_Work to be completed_. Copy the lines that follow, keeping every character the same.

** START OF Data records **

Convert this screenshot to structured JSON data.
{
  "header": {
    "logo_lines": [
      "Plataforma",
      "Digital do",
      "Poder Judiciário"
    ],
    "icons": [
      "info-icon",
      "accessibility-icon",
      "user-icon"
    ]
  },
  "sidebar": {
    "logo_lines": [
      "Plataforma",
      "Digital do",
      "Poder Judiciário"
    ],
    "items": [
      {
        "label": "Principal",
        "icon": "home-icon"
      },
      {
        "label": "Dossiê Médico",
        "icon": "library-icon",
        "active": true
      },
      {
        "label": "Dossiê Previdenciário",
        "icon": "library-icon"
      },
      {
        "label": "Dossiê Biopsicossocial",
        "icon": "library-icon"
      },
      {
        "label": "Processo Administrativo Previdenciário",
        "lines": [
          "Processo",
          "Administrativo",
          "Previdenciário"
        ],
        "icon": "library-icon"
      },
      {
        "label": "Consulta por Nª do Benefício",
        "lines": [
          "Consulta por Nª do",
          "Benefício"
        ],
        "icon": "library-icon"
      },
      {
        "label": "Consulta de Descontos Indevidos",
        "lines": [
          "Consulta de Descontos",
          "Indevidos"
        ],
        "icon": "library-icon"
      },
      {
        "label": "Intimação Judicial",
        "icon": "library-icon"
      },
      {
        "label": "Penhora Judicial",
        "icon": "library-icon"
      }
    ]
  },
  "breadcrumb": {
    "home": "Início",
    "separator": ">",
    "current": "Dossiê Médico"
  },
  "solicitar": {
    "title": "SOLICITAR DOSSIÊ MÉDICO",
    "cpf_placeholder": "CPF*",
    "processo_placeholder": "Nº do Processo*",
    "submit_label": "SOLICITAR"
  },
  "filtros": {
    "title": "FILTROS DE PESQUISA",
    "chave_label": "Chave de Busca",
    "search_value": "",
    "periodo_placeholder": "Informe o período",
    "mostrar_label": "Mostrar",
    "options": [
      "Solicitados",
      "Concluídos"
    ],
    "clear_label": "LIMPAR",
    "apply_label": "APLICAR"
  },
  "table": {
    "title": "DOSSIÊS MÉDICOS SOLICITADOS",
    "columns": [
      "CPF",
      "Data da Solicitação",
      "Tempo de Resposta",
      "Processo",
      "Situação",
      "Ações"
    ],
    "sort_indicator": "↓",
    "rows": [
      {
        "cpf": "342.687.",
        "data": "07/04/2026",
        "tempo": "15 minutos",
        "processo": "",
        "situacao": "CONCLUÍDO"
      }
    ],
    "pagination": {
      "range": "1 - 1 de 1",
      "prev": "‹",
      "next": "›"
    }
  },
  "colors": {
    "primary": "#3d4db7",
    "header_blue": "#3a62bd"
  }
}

** END OF Data records **

_Response to this task_.
Convert this screenshot to structured JSON data.
{
  "header": {
    "logo_lines": [
      "Plataforma",
      "Digital do",
      "Poder Judiciário"
    ],
    "icons": [
      "info-icon",
      "accessibility-icon",
      "user-icon"
    ]
  },
  "sidebar": {
    "logo_lines": [
      "Plataforma",
      "Digital do",
      "Poder Judiciário"
    ],
    "items": [
      {
        "label": "Principal",
        "icon": "home-icon"
      },
      {
        "label": "Dossiê Médico",
        "icon": "library-icon",
        "active": true
      },
      {
        "label": "Dossiê Previdenciário",
        "icon": "library-icon"
      },
      {
        "label": "Dossiê Biopsicossocial",
        "icon": "library-icon"
      },
      {
        "label": "Processo Administrativo Previdenciário",
        "lines": [
          "Processo",
          "Administrativo",
          "Previdenciário"
        ],
        "icon": "library-icon"
      },
      {
        "label": "Consulta por Nª do Benefício",
        "lines": [
          "Consulta por Nª do",
          "Benefício"
        ],
        "icon": "library-icon"
      },
      {
        "label": "Consulta de Descontos Indevidos",
        "lines": [
          "Consulta de Descontos",
          "Indevidos"
        ],
        "icon": "library-icon"
      },
      {
        "label": "Intimação Judicial",
        "icon": "library-icon"
      },
      {
        "label": "Penhora Judicial",
        "icon": "library-icon"
      }
    ]
  },
  "breadcrumb": {
    "home": "Início",
    "separator": ">",
    "current": "Dossiê Médico"
  },
  "solicitar": {
    "title": "SOLICITAR DOSSIÊ MÉDICO",
    "cpf_placeholder": "CPF*",
    "processo_placeholder": "Nº do Processo*",
    "submit_label": "SOLICITAR"
  },
  "filtros": {
    "title": "FILTROS DE PESQUISA",
    "chave_label": "Chave de Busca",
    "search_value": "",
    "periodo_placeholder": "Informe o período",
    "mostrar_label": "Mostrar",
    "options": [
      "Solicitados",
      "Concluídos"
    ],
    "clear_label": "LIMPAR",
    "apply_label": "APLICAR"
  },
  "table": {
    "title": "DOSSIÊS MÉDICOS SOLICITADOS",
    "columns": [
      "CPF",
      "Data da Solicitação",
      "Tempo de Resposta",
      "Processo",
      "Situação",
      "Ações"
    ],
    "sort_indicator": "↓",
    "rows": [
      {
        "cpf": "342.687.",
        "data": "07/04/2026",
        "tempo": "15 minutos",
        "processo": "",
        "situacao": "CONCLUÍDO"
      }
    ],
    "pagination": {
      "range": "1 - 1 de 1",
      "prev": "‹",
      "next": "›"
    }
  },
  "colors": {
    "primary": "#3d4db7",
    "header_blue": "#3a62bd"
  }
}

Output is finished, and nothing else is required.